Reproduce each line exactly, including spacing and punctuation.
## Start
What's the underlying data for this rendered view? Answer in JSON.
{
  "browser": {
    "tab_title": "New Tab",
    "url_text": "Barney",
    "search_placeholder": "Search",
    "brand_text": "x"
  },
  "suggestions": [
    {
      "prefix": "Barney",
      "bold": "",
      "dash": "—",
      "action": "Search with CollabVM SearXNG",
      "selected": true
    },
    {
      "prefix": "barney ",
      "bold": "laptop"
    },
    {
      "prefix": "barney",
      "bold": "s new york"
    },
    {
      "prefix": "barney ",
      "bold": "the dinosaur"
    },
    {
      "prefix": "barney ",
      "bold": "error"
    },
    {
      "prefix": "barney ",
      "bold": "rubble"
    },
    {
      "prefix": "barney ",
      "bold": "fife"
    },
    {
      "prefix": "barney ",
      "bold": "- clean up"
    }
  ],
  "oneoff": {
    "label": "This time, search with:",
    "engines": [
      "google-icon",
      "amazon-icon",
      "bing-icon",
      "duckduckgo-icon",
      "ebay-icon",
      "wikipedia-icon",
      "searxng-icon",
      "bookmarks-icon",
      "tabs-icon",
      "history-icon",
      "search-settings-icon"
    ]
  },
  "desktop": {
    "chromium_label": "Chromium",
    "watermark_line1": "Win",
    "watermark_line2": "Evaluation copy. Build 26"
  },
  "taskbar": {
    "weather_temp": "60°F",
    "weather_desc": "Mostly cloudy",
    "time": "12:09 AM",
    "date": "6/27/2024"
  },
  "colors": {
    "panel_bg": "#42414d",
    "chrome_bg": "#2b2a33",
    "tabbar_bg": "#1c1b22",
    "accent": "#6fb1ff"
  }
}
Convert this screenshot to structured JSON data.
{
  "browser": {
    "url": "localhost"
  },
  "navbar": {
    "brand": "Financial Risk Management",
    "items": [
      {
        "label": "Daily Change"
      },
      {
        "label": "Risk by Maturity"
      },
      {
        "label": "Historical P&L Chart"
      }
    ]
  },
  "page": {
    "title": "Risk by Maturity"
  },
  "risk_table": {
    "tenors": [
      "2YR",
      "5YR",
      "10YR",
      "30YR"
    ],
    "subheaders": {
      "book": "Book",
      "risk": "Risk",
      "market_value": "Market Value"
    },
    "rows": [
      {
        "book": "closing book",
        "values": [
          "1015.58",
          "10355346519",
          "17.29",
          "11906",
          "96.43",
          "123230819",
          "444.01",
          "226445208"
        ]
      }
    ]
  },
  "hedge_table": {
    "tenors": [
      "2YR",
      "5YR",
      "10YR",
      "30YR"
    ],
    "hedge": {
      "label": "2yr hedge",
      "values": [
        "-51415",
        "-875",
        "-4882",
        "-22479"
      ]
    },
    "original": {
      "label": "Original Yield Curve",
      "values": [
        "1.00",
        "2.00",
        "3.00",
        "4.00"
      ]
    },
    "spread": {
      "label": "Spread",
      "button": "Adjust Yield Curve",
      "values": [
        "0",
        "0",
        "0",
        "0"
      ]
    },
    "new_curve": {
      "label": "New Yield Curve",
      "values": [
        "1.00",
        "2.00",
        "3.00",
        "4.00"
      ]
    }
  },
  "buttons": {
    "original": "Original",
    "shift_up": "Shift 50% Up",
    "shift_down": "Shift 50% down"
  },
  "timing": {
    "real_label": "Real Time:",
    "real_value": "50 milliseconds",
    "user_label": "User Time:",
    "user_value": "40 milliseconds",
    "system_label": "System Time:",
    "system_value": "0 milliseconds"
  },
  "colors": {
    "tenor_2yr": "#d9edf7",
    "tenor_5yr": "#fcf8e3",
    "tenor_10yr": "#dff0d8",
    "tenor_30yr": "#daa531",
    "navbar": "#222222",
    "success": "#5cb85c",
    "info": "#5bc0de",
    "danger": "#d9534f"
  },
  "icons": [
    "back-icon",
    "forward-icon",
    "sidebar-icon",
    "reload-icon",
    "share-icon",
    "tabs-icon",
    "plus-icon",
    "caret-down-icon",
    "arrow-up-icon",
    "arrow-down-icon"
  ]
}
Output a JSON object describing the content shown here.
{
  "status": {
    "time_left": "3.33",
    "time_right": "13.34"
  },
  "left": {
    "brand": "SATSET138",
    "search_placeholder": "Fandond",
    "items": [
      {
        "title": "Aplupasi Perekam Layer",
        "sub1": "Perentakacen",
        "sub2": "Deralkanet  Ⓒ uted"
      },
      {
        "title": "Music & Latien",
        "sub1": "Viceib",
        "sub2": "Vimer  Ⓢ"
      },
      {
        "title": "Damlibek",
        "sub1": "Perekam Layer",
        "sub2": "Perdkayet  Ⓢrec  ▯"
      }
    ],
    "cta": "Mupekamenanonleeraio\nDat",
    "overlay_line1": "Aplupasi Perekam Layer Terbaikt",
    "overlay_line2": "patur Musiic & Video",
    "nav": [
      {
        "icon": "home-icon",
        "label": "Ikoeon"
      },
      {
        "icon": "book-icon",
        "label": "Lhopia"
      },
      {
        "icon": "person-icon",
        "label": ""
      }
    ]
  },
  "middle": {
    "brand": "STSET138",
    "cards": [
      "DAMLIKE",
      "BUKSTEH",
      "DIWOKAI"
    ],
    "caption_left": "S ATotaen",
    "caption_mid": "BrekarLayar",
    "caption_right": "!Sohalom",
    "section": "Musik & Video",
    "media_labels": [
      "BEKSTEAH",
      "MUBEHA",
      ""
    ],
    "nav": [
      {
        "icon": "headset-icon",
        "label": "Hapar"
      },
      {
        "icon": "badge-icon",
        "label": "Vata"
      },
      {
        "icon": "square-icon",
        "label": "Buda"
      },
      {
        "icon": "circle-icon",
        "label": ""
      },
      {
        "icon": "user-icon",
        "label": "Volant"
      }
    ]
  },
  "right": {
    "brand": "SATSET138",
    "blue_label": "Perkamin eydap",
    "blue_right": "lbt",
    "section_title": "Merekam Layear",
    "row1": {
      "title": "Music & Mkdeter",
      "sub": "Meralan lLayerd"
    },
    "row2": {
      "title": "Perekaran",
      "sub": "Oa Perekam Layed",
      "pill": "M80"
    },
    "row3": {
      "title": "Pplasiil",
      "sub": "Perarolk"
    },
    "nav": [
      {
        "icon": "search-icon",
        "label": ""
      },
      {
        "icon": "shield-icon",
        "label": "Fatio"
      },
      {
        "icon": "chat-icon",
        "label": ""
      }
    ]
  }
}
## End
→ Written answer:
What's the underlying data for this rendered view? Answer in JSON.
{
  "browser": {
    "tab_title": "New Tab",
    "url_text": "Barney",
    "search_placeholder": "Search",
    "brand_text": "x"
  },
  "suggestions": [
    {
      "prefix": "Barney",
      "bold": "",
      "dash": "—",
      "action": "Search with CollabVM SearXNG",
      "selected": true
    },
    {
      "prefix": "barney ",
      "bold": "laptop"
    },
    {
      "prefix": "barney",
      "bold": "s new york"
    },
    {
      "prefix": "barney ",
      "bold": "the dinosaur"
    },
    {
      "prefix": "barney ",
      "bold": "error"
    },
    {
      "prefix": "barney ",
      "bold": "rubble"
    },
    {
      "prefix": "barney ",
      "bold": "fife"
    },
    {
      "prefix": "barney ",
      "bold": "- clean up"
    }
  ],
  "oneoff": {
    "label": "This time, search with:",
    "engines": [
      "google-icon",
      "amazon-icon",
      "bing-icon",
      "duckduckgo-icon",
      "ebay-icon",
      "wikipedia-icon",
      "searxng-icon",
      "bookmarks-icon",
      "tabs-icon",
      "history-icon",
      "search-settings-icon"
    ]
  },
  "desktop": {
    "chromium_label": "Chromium",
    "watermark_line1": "Win",
    "watermark_line2": "Evaluation copy. Build 26"
  },
  "taskbar": {
    "weather_temp": "60°F",
    "weather_desc": "Mostly cloudy",
    "time": "12:09 AM",
    "date": "6/27/2024"
  },
  "colors": {
    "panel_bg": "#42414d",
    "chrome_bg": "#2b2a33",
    "tabbar_bg": "#1c1b22",
    "accent": "#6fb1ff"
  }
}
Convert this screenshot to structured JSON data.
{
  "browser": {
    "url": "localhost"
  },
  "navbar": {
    "brand": "Financial Risk Management",
    "items": [
      {
        "label": "Daily Change"
      },
      {
        "label": "Risk by Maturity"
      },
      {
        "label": "Historical P&L Chart"
      }
    ]
  },
  "page": {
    "title": "Risk by Maturity"
  },
  "risk_table": {
    "tenors": [
      "2YR",
      "5YR",
      "10YR",
      "30YR"
    ],
    "subheaders": {
      "book": "Book",
      "risk": "Risk",
      "market_value": "Market Value"
    },
    "rows": [
      {
        "book": "closing book",
        "values": [
          "1015.58",
          "10355346519",
          "17.29",
          "11906",
          "96.43",
          "123230819",
          "444.01",
          "226445208"
        ]
      }
    ]
  },
  "hedge_table": {
    "tenors": [
      "2YR",
      "5YR",
      "10YR",
      "30YR"
    ],
    "hedge": {
      "label": "2yr hedge",
      "values": [
        "-51415",
        "-875",
        "-4882",
        "-22479"
      ]
    },
    "original": {
      "label": "Original Yield Curve",
      "values": [
        "1.00",
        "2.00",
        "3.00",
        "4.00"
      ]
    },
    "spread": {
      "label": "Spread",
      "button": "Adjust Yield Curve",
      "values": [
        "0",
        "0",
        "0",
        "0"
      ]
    },
    "new_curve": {
      "label": "New Yield Curve",
      "values": [
        "1.00",
        "2.00",
        "3.00",
        "4.00"
      ]
    }
  },
  "buttons": {
    "original": "Original",
    "shift_up": "Shift 50% Up",
    "shift_down": "Shift 50% down"
  },
  "timing": {
    "real_label": "Real Time:",
    "real_value": "50 milliseconds",
    "user_label": "User Time:",
    "user_value": "40 milliseconds",
    "system_label": "System Time:",
    "system_value": "0 milliseconds"
  },
  "colors": {
    "tenor_2yr": "#d9edf7",
    "tenor_5yr": "#fcf8e3",
    "tenor_10yr": "#dff0d8",
    "tenor_30yr": "#daa531",
    "navbar": "#222222",
    "success": "#5cb85c",
    "info": "#5bc0de",
    "danger": "#d9534f"
  },
  "icons": [
    "back-icon",
    "forward-icon",
    "sidebar-icon",
    "reload-icon",
    "share-icon",
    "tabs-icon",
    "plus-icon",
    "caret-down-icon",
    "arrow-up-icon",
    "arrow-down-icon"
  ]
}
Output a JSON object describing the content shown here.
{
  "status": {
    "time_left": "3.33",
    "time_right": "13.34"
  },
  "left": {
    "brand": "SATSET138",
    "search_placeholder": "Fandond",
    "items": [
      {
        "title": "Aplupasi Perekam Layer",
        "sub1": "Perentakacen",
        "sub2": "Deralkanet  Ⓒ uted"
      },
      {
        "title": "Music & Latien",
        "sub1": "Viceib",
        "sub2": "Vimer  Ⓢ"
      },
      {
        "title": "Damlibek",
        "sub1": "Perekam Layer",
        "sub2": "Perdkayet  Ⓢrec  ▯"
      }
    ],
    "cta": "Mupekamenanonleeraio\nDat",
    "overlay_line1": "Aplupasi Perekam Layer Terbaikt",
    "overlay_line2": "patur Musiic & Video",
    "nav": [
      {
        "icon": "home-icon",
        "label": "Ikoeon"
      },
      {
        "icon": "book-icon",
        "label": "Lhopia"
      },
      {
        "icon": "person-icon",
        "label": ""
      }
    ]
  },
  "middle": {
    "brand": "STSET138",
    "cards": [
      "DAMLIKE",
      "BUKSTEH",
      "DIWOKAI"
    ],
    "caption_left": "S ATotaen",
    "caption_mid": "BrekarLayar",
    "caption_right": "!Sohalom",
    "section": "Musik & Video",
    "media_labels": [
      "BEKSTEAH",
      "MUBEHA",
      ""
    ],
    "nav": [
      {
        "icon": "headset-icon",
        "label": "Hapar"
      },
      {
        "icon": "badge-icon",
        "label": "Vata"
      },
      {
        "icon": "square-icon",
        "label": "Buda"
      },
      {
        "icon": "circle-icon",
        "label": ""
      },
      {
        "icon": "user-icon",
        "label": "Volant"
      }
    ]
  },
  "right": {
    "brand": "SATSET138",
    "blue_label": "Perkamin eydap",
    "blue_right": "lbt",
    "section_title": "Merekam Layear",
    "row1": {
      "title": "Music & Mkdeter",
      "sub": "Meralan lLayerd"
    },
    "row2": {
      "title": "Perekaran",
      "sub": "Oa Perekam Layed",
      "pill": "M80"
    },
    "row3": {
      "title": "Pplasiil",
      "sub": "Perarolk"
    },
    "nav": [
      {
        "icon": "search-icon",
        "label": ""
      },
      {
        "icon": "shield-icon",
        "label": "Fatio"
      },
      {
        "icon": "chat-icon",
        "label": ""
      }
    ]
  }
}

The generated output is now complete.